(Items from a data source)
<<<<
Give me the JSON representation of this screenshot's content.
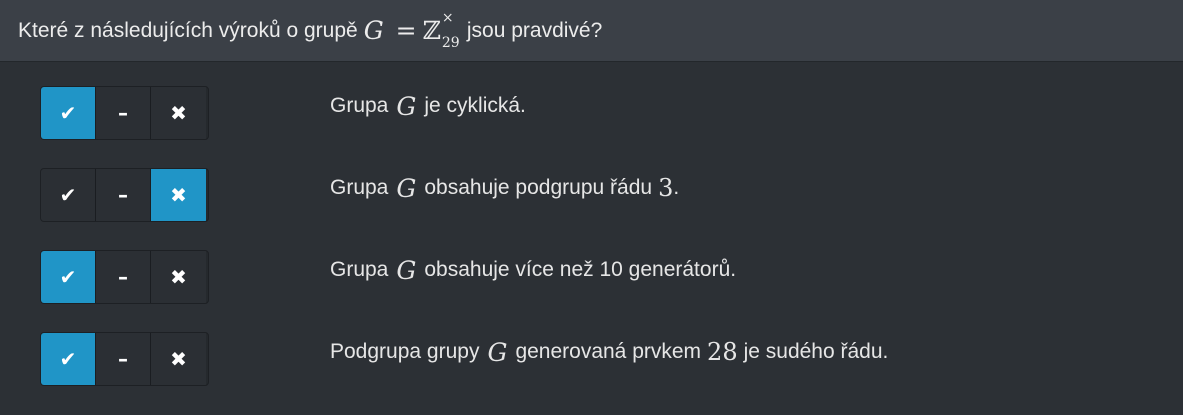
{
  "question": {
    "prefix": "Které z následujících výroků o grupě",
    "group_symbol": "G",
    "equals": "=",
    "set_symbol": "ℤ",
    "set_sup": "×",
    "set_sub": "29",
    "suffix": "jsou pravdivé?"
  },
  "buttons": {
    "true_glyph": "✔",
    "neutral_glyph": "–",
    "false_glyph": "✖"
  },
  "statements": [
    {
      "before": "Grupa",
      "sym": "G",
      "after": "je cyklická.",
      "num": "",
      "tail": "",
      "selected": "true"
    },
    {
      "before": "Grupa",
      "sym": "G",
      "after": "obsahuje podgrupu řádu",
      "num": "3",
      "tail": ".",
      "selected": "false"
    },
    {
      "before": "Grupa",
      "sym": "G",
      "after": "obsahuje více než 10 generátorů.",
      "num": "",
      "tail": "",
      "selected": "true"
    },
    {
      "before": "Podgrupa grupy",
      "sym": "G",
      "after": "generovaná prvkem",
      "num": "28",
      "tail": "je sudého řádu.",
      "selected": "true"
    }
  ],
  "colors": {
    "active": "#2095c7",
    "background": "#2c3035",
    "header": "#3b4047"
  }
}
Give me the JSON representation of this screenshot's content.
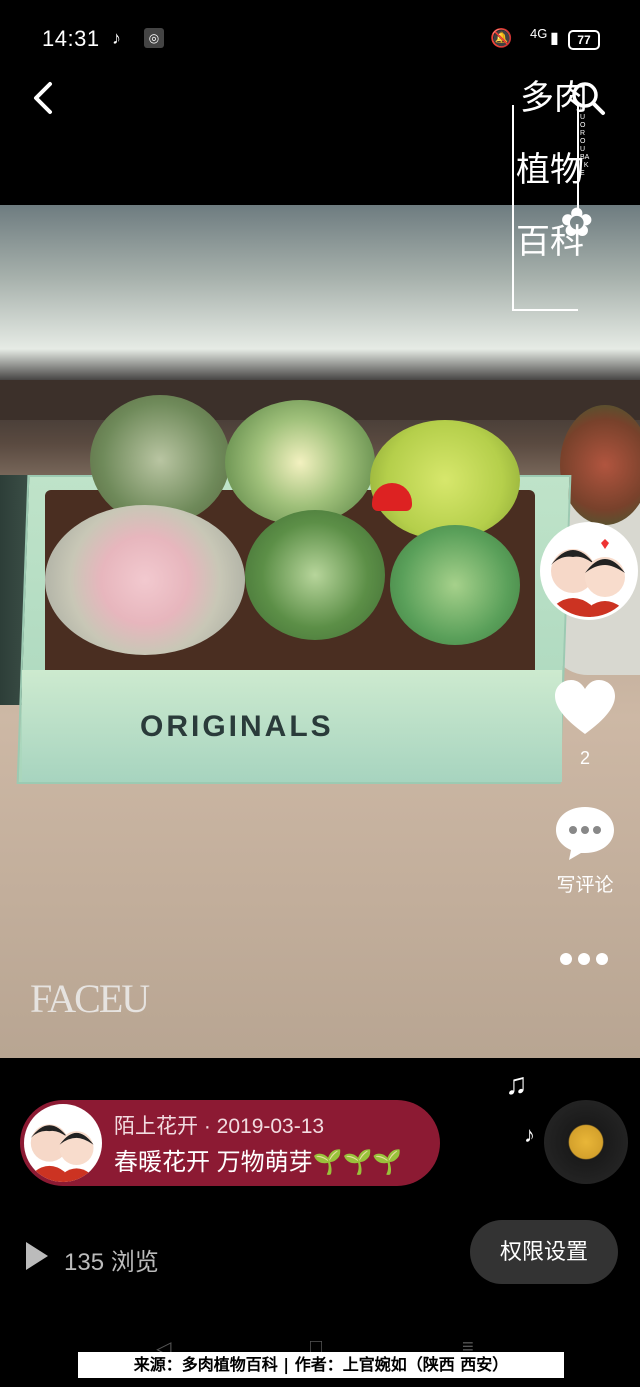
{
  "status_bar": {
    "time": "14:31",
    "network": "4G",
    "battery": "77"
  },
  "photo": {
    "box_brand": "ORIGINALS",
    "watermark": "FACEU"
  },
  "logo": {
    "lines": [
      "多肉",
      "植物",
      "百科"
    ],
    "pinyin": "DUO ROU BAI KE"
  },
  "actions": {
    "likes": "2",
    "comment_label": "写评论"
  },
  "post": {
    "author": "陌上花开",
    "date": "2019-03-13",
    "meta": "陌上花开 · 2019-03-13",
    "title": "春暖花开 万物萌芽🌱🌱🌱"
  },
  "views": {
    "count": "135",
    "label": "135 浏览"
  },
  "permission_button": "权限设置",
  "caption": "来源：多肉植物百科 | 作者：上官婉如（陕西 西安）",
  "colors": {
    "pill_bg": "#8c1a33",
    "perm_bg": "#333333"
  }
}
>>>>
**Job**
Repeat the data above exactly, but not the pictures.

**Written answer**
Give me the JSON representation of this screenshot's content.
{
  "question": {
    "prefix": "Které z následujících výroků o grupě",
    "group_symbol": "G",
    "equals": "=",
    "set_symbol": "ℤ",
    "set_sup": "×",
    "set_sub": "29",
    "suffix": "jsou pravdivé?"
  },
  "buttons": {
    "true_glyph": "✔",
    "neutral_glyph": "–",
    "false_glyph": "✖"
  },
  "statements": [
    {
      "before": "Grupa",
      "sym": "G",
      "after": "je cyklická.",
      "num": "",
      "tail": "",
      "selected": "true"
    },
    {
      "before": "Grupa",
      "sym": "G",
      "after": "obsahuje podgrupu řádu",
      "num": "3",
      "tail": ".",
      "selected": "false"
    },
    {
      "before": "Grupa",
      "sym": "G",
      "after": "obsahuje více než 10 generátorů.",
      "num": "",
      "tail": "",
      "selected": "true"
    },
    {
      "before": "Podgrupa grupy",
      "sym": "G",
      "after": "generovaná prvkem",
      "num": "28",
      "tail": "je sudého řádu.",
      "selected": "true"
    }
  ],
  "colors": {
    "active": "#2095c7",
    "background": "#2c3035",
    "header": "#3b4047"
  }
}
Give me the JSON representation of this screenshot's content.
{
  "status_bar": {
    "time": "14:31",
    "network": "4G",
    "battery": "77"
  },
  "photo": {
    "box_brand": "ORIGINALS",
    "watermark": "FACEU"
  },
  "logo": {
    "lines": [
      "多肉",
      "植物",
      "百科"
    ],
    "pinyin": "DUO ROU BAI KE"
  },
  "actions": {
    "likes": "2",
    "comment_label": "写评论"
  },
  "post": {
    "author": "陌上花开",
    "date": "2019-03-13",
    "meta": "陌上花开 · 2019-03-13",
    "title": "春暖花开 万物萌芽🌱🌱🌱"
  },
  "views": {
    "count": "135",
    "label": "135 浏览"
  },
  "permission_button": "权限设置",
  "caption": "来源：多肉植物百科 | 作者：上官婉如（陕西 西安）",
  "colors": {
    "pill_bg": "#8c1a33",
    "perm_bg": "#333333"
  }
}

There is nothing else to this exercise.